***** Records for the task
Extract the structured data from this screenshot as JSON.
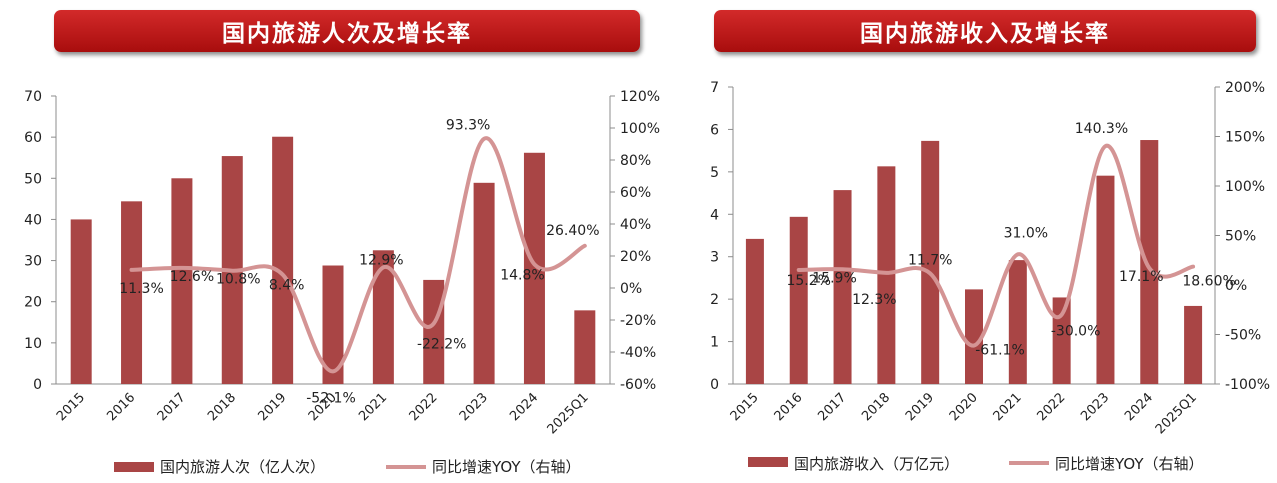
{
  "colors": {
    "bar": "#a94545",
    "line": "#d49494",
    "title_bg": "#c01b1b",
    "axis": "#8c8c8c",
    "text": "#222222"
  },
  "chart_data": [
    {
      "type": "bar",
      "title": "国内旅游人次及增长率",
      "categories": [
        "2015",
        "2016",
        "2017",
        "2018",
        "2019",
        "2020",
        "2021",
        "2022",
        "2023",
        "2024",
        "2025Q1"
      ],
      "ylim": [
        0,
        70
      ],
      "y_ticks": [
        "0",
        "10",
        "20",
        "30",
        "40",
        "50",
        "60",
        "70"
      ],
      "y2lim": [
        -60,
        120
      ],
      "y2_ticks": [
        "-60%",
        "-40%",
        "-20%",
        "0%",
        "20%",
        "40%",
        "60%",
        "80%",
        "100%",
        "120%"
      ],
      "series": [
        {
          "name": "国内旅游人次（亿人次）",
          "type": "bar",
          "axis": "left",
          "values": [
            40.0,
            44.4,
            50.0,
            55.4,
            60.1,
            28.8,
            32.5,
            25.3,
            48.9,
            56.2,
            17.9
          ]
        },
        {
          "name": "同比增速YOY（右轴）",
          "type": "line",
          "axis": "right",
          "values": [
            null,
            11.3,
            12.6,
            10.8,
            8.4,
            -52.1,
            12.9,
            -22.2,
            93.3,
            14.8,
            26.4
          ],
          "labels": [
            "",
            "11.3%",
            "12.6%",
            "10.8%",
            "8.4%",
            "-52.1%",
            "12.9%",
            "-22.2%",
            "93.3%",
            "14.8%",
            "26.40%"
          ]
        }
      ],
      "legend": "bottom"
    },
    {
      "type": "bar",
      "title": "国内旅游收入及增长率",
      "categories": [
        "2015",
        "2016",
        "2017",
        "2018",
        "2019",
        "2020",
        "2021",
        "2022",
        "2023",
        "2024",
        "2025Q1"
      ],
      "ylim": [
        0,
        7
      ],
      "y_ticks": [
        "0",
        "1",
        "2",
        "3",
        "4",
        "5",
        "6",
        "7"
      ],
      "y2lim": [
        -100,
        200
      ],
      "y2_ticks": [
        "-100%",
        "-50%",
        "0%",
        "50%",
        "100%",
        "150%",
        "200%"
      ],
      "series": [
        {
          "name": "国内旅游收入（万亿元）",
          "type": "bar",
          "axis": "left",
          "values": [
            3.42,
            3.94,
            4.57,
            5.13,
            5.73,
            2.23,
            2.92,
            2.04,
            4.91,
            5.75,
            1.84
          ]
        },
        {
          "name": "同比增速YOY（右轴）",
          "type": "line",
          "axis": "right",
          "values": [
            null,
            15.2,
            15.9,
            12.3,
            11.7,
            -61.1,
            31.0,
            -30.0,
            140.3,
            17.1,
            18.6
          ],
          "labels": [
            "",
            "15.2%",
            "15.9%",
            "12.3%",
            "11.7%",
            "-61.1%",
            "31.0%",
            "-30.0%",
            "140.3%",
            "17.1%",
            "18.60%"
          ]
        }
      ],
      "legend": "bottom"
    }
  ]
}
**********
***** Records for the task
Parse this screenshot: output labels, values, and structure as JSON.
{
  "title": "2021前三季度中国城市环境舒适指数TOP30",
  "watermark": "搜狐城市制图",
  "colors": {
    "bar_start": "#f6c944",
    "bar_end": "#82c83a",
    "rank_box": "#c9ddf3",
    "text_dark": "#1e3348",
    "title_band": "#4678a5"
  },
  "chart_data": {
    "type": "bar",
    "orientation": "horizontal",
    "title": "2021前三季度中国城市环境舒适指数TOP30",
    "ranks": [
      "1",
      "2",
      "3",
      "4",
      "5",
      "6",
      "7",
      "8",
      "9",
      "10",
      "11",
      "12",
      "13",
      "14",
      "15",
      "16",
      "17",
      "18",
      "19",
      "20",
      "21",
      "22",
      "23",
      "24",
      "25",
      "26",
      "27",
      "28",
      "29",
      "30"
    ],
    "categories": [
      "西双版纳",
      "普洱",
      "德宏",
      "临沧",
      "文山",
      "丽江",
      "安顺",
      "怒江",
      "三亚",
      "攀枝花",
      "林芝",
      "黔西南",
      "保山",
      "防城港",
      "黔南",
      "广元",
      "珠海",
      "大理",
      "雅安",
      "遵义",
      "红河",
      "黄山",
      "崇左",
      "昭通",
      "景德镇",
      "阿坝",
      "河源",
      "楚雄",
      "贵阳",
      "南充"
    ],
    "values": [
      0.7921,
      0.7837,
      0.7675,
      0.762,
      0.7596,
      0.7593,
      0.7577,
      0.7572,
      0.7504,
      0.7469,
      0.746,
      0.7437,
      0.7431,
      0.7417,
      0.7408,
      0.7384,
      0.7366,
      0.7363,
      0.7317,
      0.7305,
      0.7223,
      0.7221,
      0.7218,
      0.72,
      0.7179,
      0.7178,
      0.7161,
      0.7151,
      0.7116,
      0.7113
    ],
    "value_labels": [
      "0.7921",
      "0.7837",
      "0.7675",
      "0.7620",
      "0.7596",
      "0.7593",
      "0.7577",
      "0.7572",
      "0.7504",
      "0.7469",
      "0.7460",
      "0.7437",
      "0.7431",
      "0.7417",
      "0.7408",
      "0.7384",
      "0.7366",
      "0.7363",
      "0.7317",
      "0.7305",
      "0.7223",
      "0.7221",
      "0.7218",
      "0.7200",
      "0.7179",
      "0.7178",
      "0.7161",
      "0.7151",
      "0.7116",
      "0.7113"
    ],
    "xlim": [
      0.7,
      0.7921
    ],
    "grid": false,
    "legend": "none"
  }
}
**********
***** Records for the task
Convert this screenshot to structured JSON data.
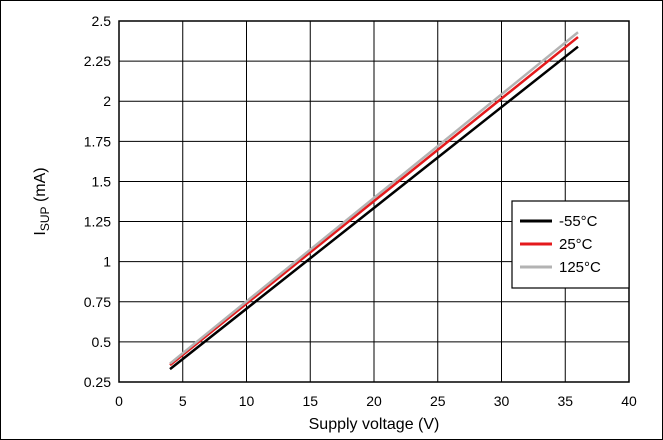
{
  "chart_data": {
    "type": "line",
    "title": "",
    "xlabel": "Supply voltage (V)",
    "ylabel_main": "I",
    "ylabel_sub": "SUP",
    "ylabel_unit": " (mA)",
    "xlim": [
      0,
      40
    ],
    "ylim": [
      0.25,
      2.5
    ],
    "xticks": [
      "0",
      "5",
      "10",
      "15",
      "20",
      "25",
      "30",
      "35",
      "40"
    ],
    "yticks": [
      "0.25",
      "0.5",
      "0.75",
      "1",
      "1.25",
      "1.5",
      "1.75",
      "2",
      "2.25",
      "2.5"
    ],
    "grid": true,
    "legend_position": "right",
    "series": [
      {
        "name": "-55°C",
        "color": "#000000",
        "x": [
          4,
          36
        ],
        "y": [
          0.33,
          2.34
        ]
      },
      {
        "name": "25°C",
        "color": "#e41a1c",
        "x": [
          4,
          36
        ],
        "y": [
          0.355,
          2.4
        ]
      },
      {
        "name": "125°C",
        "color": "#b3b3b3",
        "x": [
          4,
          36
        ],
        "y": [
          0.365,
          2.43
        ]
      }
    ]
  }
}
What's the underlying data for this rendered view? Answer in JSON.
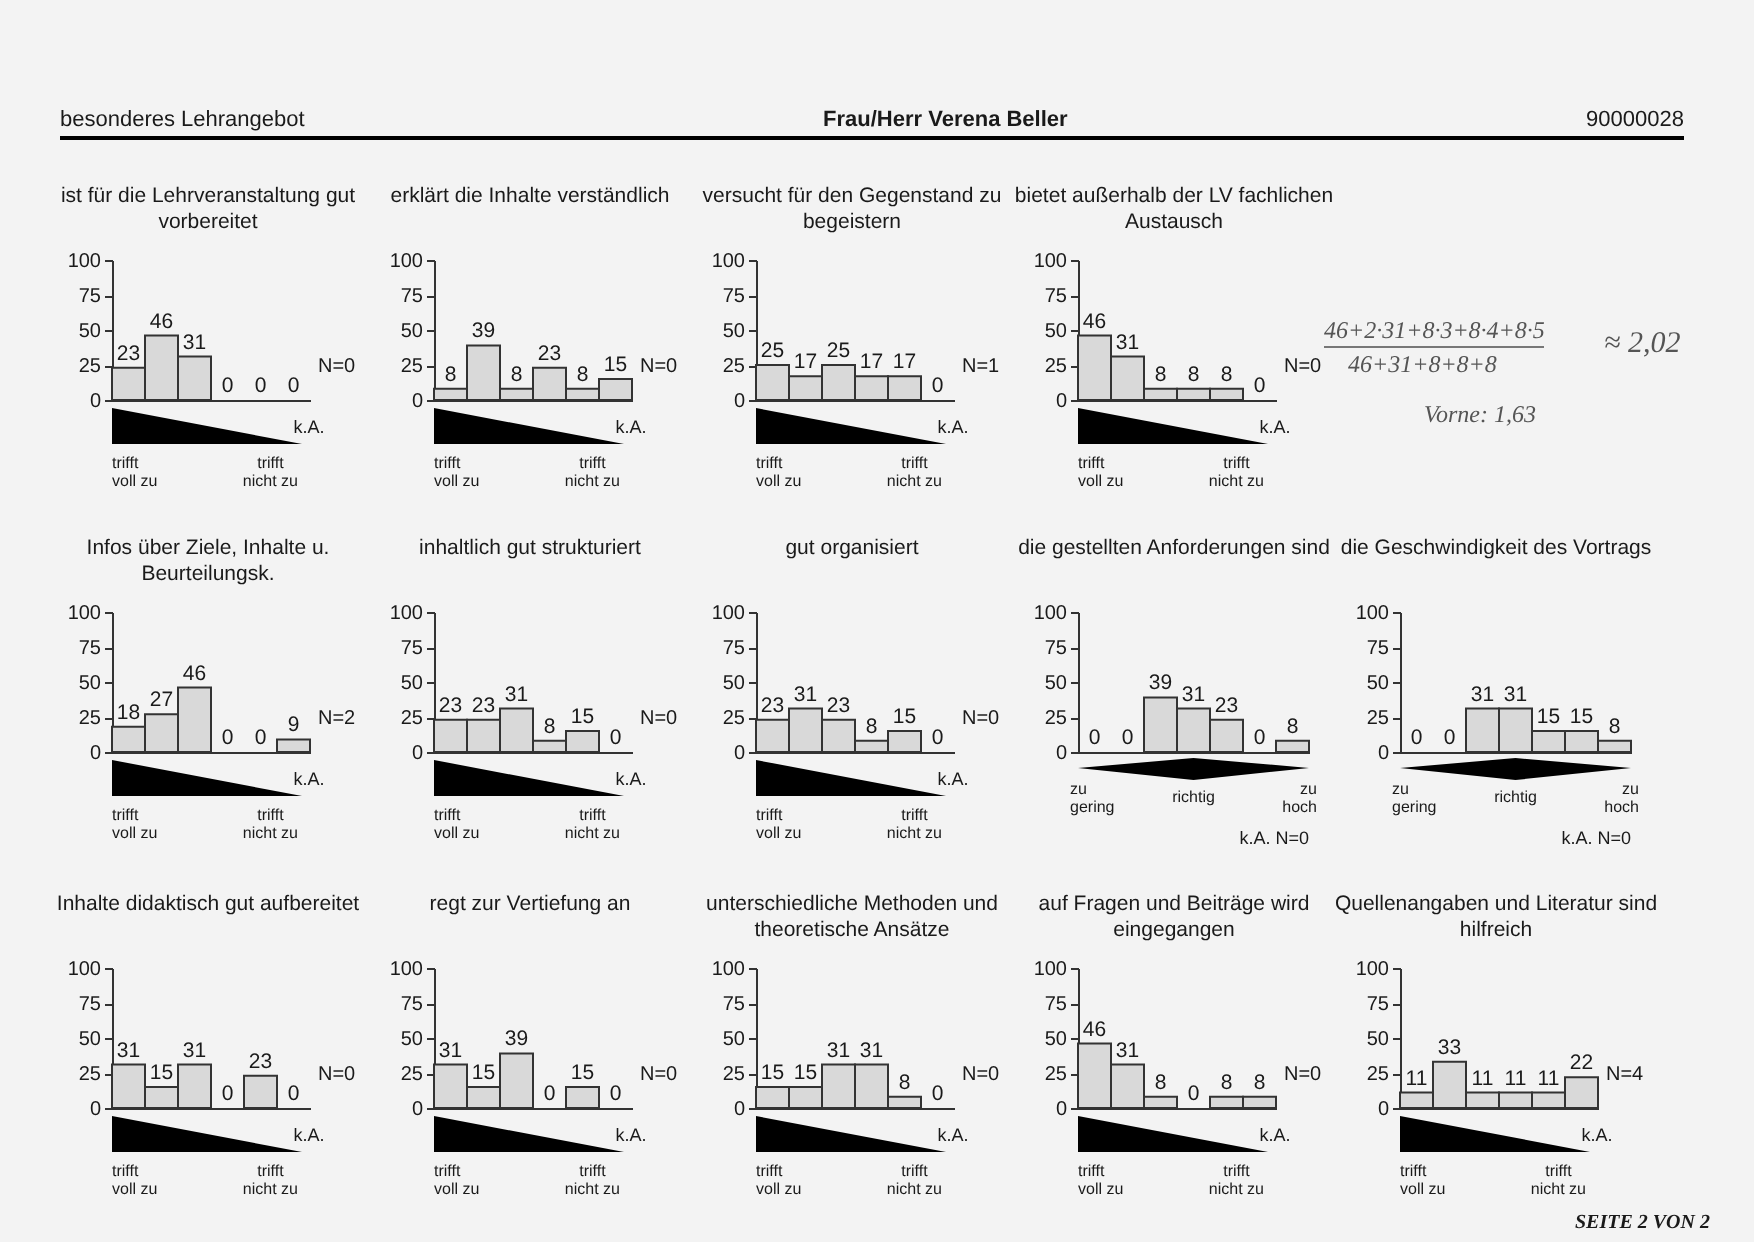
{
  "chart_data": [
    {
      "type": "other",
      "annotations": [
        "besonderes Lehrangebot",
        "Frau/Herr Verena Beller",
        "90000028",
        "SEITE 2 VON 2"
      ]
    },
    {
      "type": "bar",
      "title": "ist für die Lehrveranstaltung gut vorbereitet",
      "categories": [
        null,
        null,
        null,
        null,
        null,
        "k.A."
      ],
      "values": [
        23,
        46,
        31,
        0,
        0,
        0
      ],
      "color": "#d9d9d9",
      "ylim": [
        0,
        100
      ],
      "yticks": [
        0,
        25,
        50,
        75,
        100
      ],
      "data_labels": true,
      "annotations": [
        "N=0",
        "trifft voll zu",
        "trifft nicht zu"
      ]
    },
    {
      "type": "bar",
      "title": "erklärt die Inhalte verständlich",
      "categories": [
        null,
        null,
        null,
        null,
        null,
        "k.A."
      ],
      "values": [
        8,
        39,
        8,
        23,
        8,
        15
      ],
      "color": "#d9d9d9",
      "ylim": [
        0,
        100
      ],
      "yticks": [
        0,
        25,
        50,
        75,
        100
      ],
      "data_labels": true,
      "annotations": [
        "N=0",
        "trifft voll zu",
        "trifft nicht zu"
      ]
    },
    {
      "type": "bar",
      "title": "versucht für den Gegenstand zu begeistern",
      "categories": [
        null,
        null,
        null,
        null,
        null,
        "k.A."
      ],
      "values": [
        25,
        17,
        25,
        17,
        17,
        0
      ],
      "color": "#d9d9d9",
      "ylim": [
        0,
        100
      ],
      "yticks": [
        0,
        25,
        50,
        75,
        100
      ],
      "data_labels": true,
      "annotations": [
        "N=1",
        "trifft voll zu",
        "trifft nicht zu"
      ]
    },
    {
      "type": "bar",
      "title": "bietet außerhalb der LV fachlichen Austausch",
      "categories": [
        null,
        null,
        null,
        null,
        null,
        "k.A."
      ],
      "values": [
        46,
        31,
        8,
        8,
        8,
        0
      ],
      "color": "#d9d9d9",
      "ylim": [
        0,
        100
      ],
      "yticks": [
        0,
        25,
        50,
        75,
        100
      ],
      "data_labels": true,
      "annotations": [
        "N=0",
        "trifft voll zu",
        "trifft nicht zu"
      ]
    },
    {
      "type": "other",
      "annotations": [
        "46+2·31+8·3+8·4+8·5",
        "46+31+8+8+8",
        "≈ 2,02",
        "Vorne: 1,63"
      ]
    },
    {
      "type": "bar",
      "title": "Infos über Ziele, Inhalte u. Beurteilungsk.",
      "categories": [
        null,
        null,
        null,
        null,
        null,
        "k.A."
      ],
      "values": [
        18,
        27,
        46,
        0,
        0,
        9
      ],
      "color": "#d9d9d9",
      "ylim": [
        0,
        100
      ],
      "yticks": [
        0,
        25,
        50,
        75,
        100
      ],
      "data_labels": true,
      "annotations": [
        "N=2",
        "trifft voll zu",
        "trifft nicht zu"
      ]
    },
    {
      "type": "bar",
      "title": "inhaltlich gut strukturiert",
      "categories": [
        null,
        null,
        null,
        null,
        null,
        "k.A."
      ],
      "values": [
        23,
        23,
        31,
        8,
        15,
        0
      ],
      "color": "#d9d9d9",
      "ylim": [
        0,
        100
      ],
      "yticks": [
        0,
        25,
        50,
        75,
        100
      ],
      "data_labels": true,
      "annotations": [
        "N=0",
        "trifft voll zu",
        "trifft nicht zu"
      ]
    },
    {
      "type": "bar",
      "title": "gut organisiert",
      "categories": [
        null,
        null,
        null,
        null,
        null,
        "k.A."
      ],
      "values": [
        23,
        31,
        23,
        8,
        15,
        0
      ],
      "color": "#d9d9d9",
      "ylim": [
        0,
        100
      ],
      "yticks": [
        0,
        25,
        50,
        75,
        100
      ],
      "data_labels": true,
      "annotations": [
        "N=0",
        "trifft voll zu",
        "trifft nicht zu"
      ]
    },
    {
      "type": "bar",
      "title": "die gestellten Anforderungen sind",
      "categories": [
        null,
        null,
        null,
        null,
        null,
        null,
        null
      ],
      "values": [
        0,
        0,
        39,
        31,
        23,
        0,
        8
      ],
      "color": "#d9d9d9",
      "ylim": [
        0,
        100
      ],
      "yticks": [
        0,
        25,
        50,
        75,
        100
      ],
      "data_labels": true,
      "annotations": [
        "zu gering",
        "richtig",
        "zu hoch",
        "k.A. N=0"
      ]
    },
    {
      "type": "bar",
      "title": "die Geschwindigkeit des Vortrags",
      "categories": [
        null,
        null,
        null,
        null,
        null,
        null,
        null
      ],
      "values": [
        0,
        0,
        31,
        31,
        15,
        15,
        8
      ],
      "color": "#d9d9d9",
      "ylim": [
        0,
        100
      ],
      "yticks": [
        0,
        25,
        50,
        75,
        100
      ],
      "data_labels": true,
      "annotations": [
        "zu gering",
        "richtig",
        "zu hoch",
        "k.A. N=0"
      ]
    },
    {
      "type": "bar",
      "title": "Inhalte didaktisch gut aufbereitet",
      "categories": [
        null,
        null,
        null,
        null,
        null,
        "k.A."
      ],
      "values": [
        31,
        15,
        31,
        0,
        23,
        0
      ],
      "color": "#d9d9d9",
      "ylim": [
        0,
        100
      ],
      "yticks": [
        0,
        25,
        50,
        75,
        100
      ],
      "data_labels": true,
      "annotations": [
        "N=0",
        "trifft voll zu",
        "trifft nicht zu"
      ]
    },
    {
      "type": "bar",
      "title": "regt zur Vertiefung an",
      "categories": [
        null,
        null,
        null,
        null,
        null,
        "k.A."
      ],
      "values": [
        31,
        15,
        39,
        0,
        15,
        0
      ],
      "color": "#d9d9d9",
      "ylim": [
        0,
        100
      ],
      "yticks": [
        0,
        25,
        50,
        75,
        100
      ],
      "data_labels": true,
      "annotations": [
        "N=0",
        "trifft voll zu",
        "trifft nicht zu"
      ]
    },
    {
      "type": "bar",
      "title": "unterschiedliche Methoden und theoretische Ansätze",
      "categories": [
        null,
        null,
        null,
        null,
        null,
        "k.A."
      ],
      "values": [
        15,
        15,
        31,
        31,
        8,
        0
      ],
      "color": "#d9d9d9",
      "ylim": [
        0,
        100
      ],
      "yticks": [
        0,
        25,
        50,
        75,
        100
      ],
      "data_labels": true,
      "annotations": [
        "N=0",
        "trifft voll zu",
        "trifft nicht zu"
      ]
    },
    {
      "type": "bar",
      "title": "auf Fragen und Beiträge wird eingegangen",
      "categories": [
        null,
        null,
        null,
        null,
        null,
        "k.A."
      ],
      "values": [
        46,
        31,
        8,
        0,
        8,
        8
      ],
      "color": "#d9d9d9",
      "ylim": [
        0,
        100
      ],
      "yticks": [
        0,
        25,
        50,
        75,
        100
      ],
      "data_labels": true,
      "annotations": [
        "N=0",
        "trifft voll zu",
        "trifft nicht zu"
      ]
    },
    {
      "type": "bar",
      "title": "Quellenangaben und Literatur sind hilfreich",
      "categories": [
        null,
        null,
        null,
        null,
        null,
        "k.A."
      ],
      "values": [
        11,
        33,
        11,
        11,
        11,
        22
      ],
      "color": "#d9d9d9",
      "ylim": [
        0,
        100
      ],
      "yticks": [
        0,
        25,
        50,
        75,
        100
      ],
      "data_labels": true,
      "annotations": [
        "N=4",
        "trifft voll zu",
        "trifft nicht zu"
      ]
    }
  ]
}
**********
:: What to produce ::
List each line of the entries that holds the string "name".

:: Result ::
          "name": "国内旅游人次（亿人次）",
          "name": "同比增速YOY（右轴）",
          "name": "国内旅游收入（万亿元）",
          "name": "同比增速YOY（右轴）",
        "name": "-55°C",
        "name": "25°C",
        "name": "125°C",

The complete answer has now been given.